• _The task_
Quote the listing below in its entirety, omitting every image.

• _Information shown_
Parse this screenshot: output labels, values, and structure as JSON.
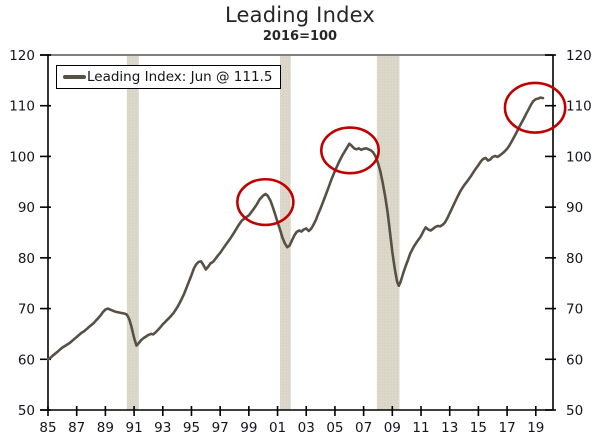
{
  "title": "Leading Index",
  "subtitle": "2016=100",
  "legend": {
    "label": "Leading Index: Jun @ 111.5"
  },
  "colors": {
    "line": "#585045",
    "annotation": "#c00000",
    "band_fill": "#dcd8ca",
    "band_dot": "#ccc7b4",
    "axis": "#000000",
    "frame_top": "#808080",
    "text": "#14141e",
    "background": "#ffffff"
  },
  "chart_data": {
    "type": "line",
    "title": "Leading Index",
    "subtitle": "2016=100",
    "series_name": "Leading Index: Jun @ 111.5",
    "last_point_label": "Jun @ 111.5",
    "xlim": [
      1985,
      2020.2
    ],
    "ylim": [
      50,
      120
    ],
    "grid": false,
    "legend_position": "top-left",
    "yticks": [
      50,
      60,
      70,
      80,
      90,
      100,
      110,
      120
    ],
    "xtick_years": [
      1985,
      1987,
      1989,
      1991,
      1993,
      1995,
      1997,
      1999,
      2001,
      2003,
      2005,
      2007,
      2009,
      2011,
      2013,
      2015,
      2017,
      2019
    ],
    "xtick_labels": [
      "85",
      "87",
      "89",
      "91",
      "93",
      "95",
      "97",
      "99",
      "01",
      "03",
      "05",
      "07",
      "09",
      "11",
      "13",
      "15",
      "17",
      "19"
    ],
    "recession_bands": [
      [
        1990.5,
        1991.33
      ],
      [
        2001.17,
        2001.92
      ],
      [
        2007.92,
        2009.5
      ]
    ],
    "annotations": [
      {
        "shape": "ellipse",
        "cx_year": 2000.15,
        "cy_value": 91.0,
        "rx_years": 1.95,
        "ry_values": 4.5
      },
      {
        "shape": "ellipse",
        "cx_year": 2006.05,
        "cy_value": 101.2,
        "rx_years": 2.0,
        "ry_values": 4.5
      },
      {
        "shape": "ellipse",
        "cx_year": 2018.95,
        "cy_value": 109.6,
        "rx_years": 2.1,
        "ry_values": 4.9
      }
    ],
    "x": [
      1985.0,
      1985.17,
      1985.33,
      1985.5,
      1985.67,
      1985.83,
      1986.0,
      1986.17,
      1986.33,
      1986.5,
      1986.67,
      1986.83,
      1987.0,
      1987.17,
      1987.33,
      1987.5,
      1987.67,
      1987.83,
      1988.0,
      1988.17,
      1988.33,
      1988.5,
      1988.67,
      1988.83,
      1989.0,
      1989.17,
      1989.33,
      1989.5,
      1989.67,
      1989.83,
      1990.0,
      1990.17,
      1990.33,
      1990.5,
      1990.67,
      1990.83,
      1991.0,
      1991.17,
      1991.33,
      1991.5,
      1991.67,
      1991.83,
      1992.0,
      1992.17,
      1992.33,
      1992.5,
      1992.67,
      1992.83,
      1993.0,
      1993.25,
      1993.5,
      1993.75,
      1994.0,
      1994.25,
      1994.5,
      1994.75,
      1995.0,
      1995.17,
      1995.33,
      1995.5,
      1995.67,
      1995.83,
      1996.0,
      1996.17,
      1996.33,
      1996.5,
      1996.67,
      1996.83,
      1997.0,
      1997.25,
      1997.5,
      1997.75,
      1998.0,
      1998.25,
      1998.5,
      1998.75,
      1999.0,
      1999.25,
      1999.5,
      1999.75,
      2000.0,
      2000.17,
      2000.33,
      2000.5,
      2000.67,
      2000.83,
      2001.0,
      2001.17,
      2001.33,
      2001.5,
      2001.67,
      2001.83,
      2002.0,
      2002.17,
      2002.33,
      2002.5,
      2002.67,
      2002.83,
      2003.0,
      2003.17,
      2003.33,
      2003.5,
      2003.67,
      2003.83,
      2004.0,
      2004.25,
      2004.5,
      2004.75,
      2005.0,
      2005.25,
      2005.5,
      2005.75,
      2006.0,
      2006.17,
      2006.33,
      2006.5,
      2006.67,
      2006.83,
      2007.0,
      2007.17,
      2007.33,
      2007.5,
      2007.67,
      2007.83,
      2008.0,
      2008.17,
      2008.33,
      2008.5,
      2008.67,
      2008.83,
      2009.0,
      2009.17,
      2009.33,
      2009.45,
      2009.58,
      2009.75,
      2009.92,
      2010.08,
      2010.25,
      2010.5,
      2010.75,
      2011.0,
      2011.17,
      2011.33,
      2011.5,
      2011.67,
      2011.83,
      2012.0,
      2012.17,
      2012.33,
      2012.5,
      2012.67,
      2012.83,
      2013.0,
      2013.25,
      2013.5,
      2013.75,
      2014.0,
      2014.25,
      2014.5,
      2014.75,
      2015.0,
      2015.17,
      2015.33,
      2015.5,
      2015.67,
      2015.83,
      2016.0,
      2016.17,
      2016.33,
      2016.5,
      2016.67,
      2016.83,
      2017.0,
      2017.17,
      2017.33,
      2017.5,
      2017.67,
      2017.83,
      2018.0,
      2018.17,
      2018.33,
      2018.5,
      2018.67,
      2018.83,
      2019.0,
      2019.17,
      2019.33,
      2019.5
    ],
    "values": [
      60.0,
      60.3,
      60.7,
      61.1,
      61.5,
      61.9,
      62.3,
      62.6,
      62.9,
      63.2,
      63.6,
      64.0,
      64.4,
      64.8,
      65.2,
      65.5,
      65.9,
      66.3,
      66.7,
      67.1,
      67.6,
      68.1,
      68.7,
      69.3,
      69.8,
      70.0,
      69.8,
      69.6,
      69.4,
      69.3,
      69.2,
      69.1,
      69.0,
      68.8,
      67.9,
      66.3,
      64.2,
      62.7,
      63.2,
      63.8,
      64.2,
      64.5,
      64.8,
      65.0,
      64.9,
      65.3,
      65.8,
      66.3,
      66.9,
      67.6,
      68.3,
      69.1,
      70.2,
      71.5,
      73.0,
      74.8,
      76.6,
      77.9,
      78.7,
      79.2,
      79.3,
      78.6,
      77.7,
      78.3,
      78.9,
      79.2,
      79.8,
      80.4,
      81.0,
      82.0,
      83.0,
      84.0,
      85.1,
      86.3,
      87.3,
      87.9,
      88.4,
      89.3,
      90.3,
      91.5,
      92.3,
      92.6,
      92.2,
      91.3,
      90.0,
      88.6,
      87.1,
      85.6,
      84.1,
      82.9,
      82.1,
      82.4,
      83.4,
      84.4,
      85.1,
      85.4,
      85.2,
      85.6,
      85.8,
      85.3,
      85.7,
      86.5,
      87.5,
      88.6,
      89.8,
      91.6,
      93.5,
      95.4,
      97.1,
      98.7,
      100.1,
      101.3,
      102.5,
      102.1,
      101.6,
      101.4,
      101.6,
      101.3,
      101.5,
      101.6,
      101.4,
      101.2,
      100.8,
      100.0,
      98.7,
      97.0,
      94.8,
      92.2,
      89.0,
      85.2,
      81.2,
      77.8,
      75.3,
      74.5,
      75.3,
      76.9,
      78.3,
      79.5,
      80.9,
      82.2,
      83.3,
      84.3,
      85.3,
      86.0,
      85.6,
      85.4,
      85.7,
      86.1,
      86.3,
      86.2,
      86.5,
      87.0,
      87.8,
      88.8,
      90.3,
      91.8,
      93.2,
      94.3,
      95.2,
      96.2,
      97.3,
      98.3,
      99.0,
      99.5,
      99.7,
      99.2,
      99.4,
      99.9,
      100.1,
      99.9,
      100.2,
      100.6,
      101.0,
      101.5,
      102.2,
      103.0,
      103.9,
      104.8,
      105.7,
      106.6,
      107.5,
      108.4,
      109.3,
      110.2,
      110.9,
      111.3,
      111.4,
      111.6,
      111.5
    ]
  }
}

• _Finished task_
Parse this screenshot: output labels, values, and structure as JSON.
{
  "title": "Leading Index",
  "subtitle": "2016=100",
  "legend": {
    "label": "Leading Index: Jun @ 111.5"
  },
  "colors": {
    "line": "#585045",
    "annotation": "#c00000",
    "band_fill": "#dcd8ca",
    "band_dot": "#ccc7b4",
    "axis": "#000000",
    "frame_top": "#808080",
    "text": "#14141e",
    "background": "#ffffff"
  },
  "chart_data": {
    "type": "line",
    "title": "Leading Index",
    "subtitle": "2016=100",
    "series_name": "Leading Index: Jun @ 111.5",
    "last_point_label": "Jun @ 111.5",
    "xlim": [
      1985,
      2020.2
    ],
    "ylim": [
      50,
      120
    ],
    "grid": false,
    "legend_position": "top-left",
    "yticks": [
      50,
      60,
      70,
      80,
      90,
      100,
      110,
      120
    ],
    "xtick_years": [
      1985,
      1987,
      1989,
      1991,
      1993,
      1995,
      1997,
      1999,
      2001,
      2003,
      2005,
      2007,
      2009,
      2011,
      2013,
      2015,
      2017,
      2019
    ],
    "xtick_labels": [
      "85",
      "87",
      "89",
      "91",
      "93",
      "95",
      "97",
      "99",
      "01",
      "03",
      "05",
      "07",
      "09",
      "11",
      "13",
      "15",
      "17",
      "19"
    ],
    "recession_bands": [
      [
        1990.5,
        1991.33
      ],
      [
        2001.17,
        2001.92
      ],
      [
        2007.92,
        2009.5
      ]
    ],
    "annotations": [
      {
        "shape": "ellipse",
        "cx_year": 2000.15,
        "cy_value": 91.0,
        "rx_years": 1.95,
        "ry_values": 4.5
      },
      {
        "shape": "ellipse",
        "cx_year": 2006.05,
        "cy_value": 101.2,
        "rx_years": 2.0,
        "ry_values": 4.5
      },
      {
        "shape": "ellipse",
        "cx_year": 2018.95,
        "cy_value": 109.6,
        "rx_years": 2.1,
        "ry_values": 4.9
      }
    ],
    "x": [
      1985.0,
      1985.17,
      1985.33,
      1985.5,
      1985.67,
      1985.83,
      1986.0,
      1986.17,
      1986.33,
      1986.5,
      1986.67,
      1986.83,
      1987.0,
      1987.17,
      1987.33,
      1987.5,
      1987.67,
      1987.83,
      1988.0,
      1988.17,
      1988.33,
      1988.5,
      1988.67,
      1988.83,
      1989.0,
      1989.17,
      1989.33,
      1989.5,
      1989.67,
      1989.83,
      1990.0,
      1990.17,
      1990.33,
      1990.5,
      1990.67,
      1990.83,
      1991.0,
      1991.17,
      1991.33,
      1991.5,
      1991.67,
      1991.83,
      1992.0,
      1992.17,
      1992.33,
      1992.5,
      1992.67,
      1992.83,
      1993.0,
      1993.25,
      1993.5,
      1993.75,
      1994.0,
      1994.25,
      1994.5,
      1994.75,
      1995.0,
      1995.17,
      1995.33,
      1995.5,
      1995.67,
      1995.83,
      1996.0,
      1996.17,
      1996.33,
      1996.5,
      1996.67,
      1996.83,
      1997.0,
      1997.25,
      1997.5,
      1997.75,
      1998.0,
      1998.25,
      1998.5,
      1998.75,
      1999.0,
      1999.25,
      1999.5,
      1999.75,
      2000.0,
      2000.17,
      2000.33,
      2000.5,
      2000.67,
      2000.83,
      2001.0,
      2001.17,
      2001.33,
      2001.5,
      2001.67,
      2001.83,
      2002.0,
      2002.17,
      2002.33,
      2002.5,
      2002.67,
      2002.83,
      2003.0,
      2003.17,
      2003.33,
      2003.5,
      2003.67,
      2003.83,
      2004.0,
      2004.25,
      2004.5,
      2004.75,
      2005.0,
      2005.25,
      2005.5,
      2005.75,
      2006.0,
      2006.17,
      2006.33,
      2006.5,
      2006.67,
      2006.83,
      2007.0,
      2007.17,
      2007.33,
      2007.5,
      2007.67,
      2007.83,
      2008.0,
      2008.17,
      2008.33,
      2008.5,
      2008.67,
      2008.83,
      2009.0,
      2009.17,
      2009.33,
      2009.45,
      2009.58,
      2009.75,
      2009.92,
      2010.08,
      2010.25,
      2010.5,
      2010.75,
      2011.0,
      2011.17,
      2011.33,
      2011.5,
      2011.67,
      2011.83,
      2012.0,
      2012.17,
      2012.33,
      2012.5,
      2012.67,
      2012.83,
      2013.0,
      2013.25,
      2013.5,
      2013.75,
      2014.0,
      2014.25,
      2014.5,
      2014.75,
      2015.0,
      2015.17,
      2015.33,
      2015.5,
      2015.67,
      2015.83,
      2016.0,
      2016.17,
      2016.33,
      2016.5,
      2016.67,
      2016.83,
      2017.0,
      2017.17,
      2017.33,
      2017.5,
      2017.67,
      2017.83,
      2018.0,
      2018.17,
      2018.33,
      2018.5,
      2018.67,
      2018.83,
      2019.0,
      2019.17,
      2019.33,
      2019.5
    ],
    "values": [
      60.0,
      60.3,
      60.7,
      61.1,
      61.5,
      61.9,
      62.3,
      62.6,
      62.9,
      63.2,
      63.6,
      64.0,
      64.4,
      64.8,
      65.2,
      65.5,
      65.9,
      66.3,
      66.7,
      67.1,
      67.6,
      68.1,
      68.7,
      69.3,
      69.8,
      70.0,
      69.8,
      69.6,
      69.4,
      69.3,
      69.2,
      69.1,
      69.0,
      68.8,
      67.9,
      66.3,
      64.2,
      62.7,
      63.2,
      63.8,
      64.2,
      64.5,
      64.8,
      65.0,
      64.9,
      65.3,
      65.8,
      66.3,
      66.9,
      67.6,
      68.3,
      69.1,
      70.2,
      71.5,
      73.0,
      74.8,
      76.6,
      77.9,
      78.7,
      79.2,
      79.3,
      78.6,
      77.7,
      78.3,
      78.9,
      79.2,
      79.8,
      80.4,
      81.0,
      82.0,
      83.0,
      84.0,
      85.1,
      86.3,
      87.3,
      87.9,
      88.4,
      89.3,
      90.3,
      91.5,
      92.3,
      92.6,
      92.2,
      91.3,
      90.0,
      88.6,
      87.1,
      85.6,
      84.1,
      82.9,
      82.1,
      82.4,
      83.4,
      84.4,
      85.1,
      85.4,
      85.2,
      85.6,
      85.8,
      85.3,
      85.7,
      86.5,
      87.5,
      88.6,
      89.8,
      91.6,
      93.5,
      95.4,
      97.1,
      98.7,
      100.1,
      101.3,
      102.5,
      102.1,
      101.6,
      101.4,
      101.6,
      101.3,
      101.5,
      101.6,
      101.4,
      101.2,
      100.8,
      100.0,
      98.7,
      97.0,
      94.8,
      92.2,
      89.0,
      85.2,
      81.2,
      77.8,
      75.3,
      74.5,
      75.3,
      76.9,
      78.3,
      79.5,
      80.9,
      82.2,
      83.3,
      84.3,
      85.3,
      86.0,
      85.6,
      85.4,
      85.7,
      86.1,
      86.3,
      86.2,
      86.5,
      87.0,
      87.8,
      88.8,
      90.3,
      91.8,
      93.2,
      94.3,
      95.2,
      96.2,
      97.3,
      98.3,
      99.0,
      99.5,
      99.7,
      99.2,
      99.4,
      99.9,
      100.1,
      99.9,
      100.2,
      100.6,
      101.0,
      101.5,
      102.2,
      103.0,
      103.9,
      104.8,
      105.7,
      106.6,
      107.5,
      108.4,
      109.3,
      110.2,
      110.9,
      111.3,
      111.4,
      111.6,
      111.5
    ]
  }
}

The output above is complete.